===== Stored data =====

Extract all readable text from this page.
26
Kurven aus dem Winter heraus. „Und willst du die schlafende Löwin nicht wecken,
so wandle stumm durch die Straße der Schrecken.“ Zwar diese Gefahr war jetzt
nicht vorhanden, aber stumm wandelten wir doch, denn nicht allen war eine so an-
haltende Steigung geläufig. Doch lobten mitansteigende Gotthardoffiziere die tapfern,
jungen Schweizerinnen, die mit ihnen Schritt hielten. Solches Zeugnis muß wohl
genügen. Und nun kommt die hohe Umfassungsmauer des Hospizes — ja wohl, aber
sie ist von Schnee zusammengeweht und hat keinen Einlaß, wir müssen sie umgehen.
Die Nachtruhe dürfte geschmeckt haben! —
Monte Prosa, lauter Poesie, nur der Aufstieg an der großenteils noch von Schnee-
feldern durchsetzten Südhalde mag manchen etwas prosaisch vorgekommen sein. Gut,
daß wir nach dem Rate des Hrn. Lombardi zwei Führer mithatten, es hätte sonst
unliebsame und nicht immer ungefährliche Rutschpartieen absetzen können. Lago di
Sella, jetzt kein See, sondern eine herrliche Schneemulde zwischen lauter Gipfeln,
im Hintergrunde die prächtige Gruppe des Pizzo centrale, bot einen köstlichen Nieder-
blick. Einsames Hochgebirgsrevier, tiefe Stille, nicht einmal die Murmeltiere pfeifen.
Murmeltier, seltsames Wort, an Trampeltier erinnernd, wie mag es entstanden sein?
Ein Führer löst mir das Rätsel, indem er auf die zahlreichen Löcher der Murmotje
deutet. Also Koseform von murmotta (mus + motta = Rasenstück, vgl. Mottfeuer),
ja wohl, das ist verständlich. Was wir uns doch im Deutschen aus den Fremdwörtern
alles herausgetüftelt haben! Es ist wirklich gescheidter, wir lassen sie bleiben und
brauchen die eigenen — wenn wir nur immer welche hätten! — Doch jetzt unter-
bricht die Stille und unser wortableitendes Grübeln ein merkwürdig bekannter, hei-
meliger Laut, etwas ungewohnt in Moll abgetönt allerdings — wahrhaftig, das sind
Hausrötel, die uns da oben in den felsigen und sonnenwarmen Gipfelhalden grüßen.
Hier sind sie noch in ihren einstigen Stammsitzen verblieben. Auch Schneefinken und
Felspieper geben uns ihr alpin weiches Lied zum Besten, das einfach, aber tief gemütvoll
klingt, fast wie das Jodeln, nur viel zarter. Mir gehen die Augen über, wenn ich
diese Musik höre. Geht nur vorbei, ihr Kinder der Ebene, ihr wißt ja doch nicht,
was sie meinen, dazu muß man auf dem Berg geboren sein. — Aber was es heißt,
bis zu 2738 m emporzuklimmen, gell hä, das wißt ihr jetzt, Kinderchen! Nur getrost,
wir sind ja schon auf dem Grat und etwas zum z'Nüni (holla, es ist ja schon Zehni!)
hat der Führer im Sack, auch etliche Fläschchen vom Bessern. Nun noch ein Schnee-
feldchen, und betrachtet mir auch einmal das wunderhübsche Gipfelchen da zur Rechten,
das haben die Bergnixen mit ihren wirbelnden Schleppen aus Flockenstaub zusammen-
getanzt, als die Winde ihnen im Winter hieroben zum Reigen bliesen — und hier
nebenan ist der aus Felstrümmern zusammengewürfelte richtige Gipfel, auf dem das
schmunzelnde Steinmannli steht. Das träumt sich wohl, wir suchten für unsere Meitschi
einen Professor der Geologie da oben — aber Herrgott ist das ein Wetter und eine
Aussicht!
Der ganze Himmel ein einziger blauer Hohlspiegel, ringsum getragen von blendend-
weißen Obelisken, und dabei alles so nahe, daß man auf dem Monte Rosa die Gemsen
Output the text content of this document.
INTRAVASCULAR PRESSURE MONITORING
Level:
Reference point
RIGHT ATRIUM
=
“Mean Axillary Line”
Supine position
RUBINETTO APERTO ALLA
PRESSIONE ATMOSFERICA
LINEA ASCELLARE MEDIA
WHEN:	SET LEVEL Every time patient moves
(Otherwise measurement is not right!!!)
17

=====

Output the full listing exactly as it stands.

Extract all readable text from this page.
26
Kurven aus dem Winter heraus. „Und willst du die schlafende Löwin nicht wecken,
so wandle stumm durch die Straße der Schrecken.“ Zwar diese Gefahr war jetzt
nicht vorhanden, aber stumm wandelten wir doch, denn nicht allen war eine so an-
haltende Steigung geläufig. Doch lobten mitansteigende Gotthardoffiziere die tapfern,
jungen Schweizerinnen, die mit ihnen Schritt hielten. Solches Zeugnis muß wohl
genügen. Und nun kommt die hohe Umfassungsmauer des Hospizes — ja wohl, aber
sie ist von Schnee zusammengeweht und hat keinen Einlaß, wir müssen sie umgehen.
Die Nachtruhe dürfte geschmeckt haben! —
Monte Prosa, lauter Poesie, nur der Aufstieg an der großenteils noch von Schnee-
feldern durchsetzten Südhalde mag manchen etwas prosaisch vorgekommen sein. Gut,
daß wir nach dem Rate des Hrn. Lombardi zwei Führer mithatten, es hätte sonst
unliebsame und nicht immer ungefährliche Rutschpartieen absetzen können. Lago di
Sella, jetzt kein See, sondern eine herrliche Schneemulde zwischen lauter Gipfeln,
im Hintergrunde die prächtige Gruppe des Pizzo centrale, bot einen köstlichen Nieder-
blick. Einsames Hochgebirgsrevier, tiefe Stille, nicht einmal die Murmeltiere pfeifen.
Murmeltier, seltsames Wort, an Trampeltier erinnernd, wie mag es entstanden sein?
Ein Führer löst mir das Rätsel, indem er auf die zahlreichen Löcher der Murmotje
deutet. Also Koseform von murmotta (mus + motta = Rasenstück, vgl. Mottfeuer),
ja wohl, das ist verständlich. Was wir uns doch im Deutschen aus den Fremdwörtern
alles herausgetüftelt haben! Es ist wirklich gescheidter, wir lassen sie bleiben und
brauchen die eigenen — wenn wir nur immer welche hätten! — Doch jetzt unter-
bricht die Stille und unser wortableitendes Grübeln ein merkwürdig bekannter, hei-
meliger Laut, etwas ungewohnt in Moll abgetönt allerdings — wahrhaftig, das sind
Hausrötel, die uns da oben in den felsigen und sonnenwarmen Gipfelhalden grüßen.
Hier sind sie noch in ihren einstigen Stammsitzen verblieben. Auch Schneefinken und
Felspieper geben uns ihr alpin weiches Lied zum Besten, das einfach, aber tief gemütvoll
klingt, fast wie das Jodeln, nur viel zarter. Mir gehen die Augen über, wenn ich
diese Musik höre. Geht nur vorbei, ihr Kinder der Ebene, ihr wißt ja doch nicht,
was sie meinen, dazu muß man auf dem Berg geboren sein. — Aber was es heißt,
bis zu 2738 m emporzuklimmen, gell hä, das wißt ihr jetzt, Kinderchen! Nur getrost,
wir sind ja schon auf dem Grat und etwas zum z'Nüni (holla, es ist ja schon Zehni!)
hat der Führer im Sack, auch etliche Fläschchen vom Bessern. Nun noch ein Schnee-
feldchen, und betrachtet mir auch einmal das wunderhübsche Gipfelchen da zur Rechten,
das haben die Bergnixen mit ihren wirbelnden Schleppen aus Flockenstaub zusammen-
getanzt, als die Winde ihnen im Winter hieroben zum Reigen bliesen — und hier
nebenan ist der aus Felstrümmern zusammengewürfelte richtige Gipfel, auf dem das
schmunzelnde Steinmannli steht. Das träumt sich wohl, wir suchten für unsere Meitschi
einen Professor der Geologie da oben — aber Herrgott ist das ein Wetter und eine
Aussicht!
Der ganze Himmel ein einziger blauer Hohlspiegel, ringsum getragen von blendend-
weißen Obelisken, und dabei alles so nahe, daß man auf dem Monte Rosa die Gemsen
Output the text content of this document.
INTRAVASCULAR PRESSURE MONITORING
Level:
Reference point
RIGHT ATRIUM
=
“Mean Axillary Line”
Supine position
RUBINETTO APERTO ALLA
PRESSIONE ATMOSFERICA
LINEA ASCELLARE MEDIA
WHEN:	SET LEVEL Every time patient moves
(Otherwise measurement is not right!!!)
17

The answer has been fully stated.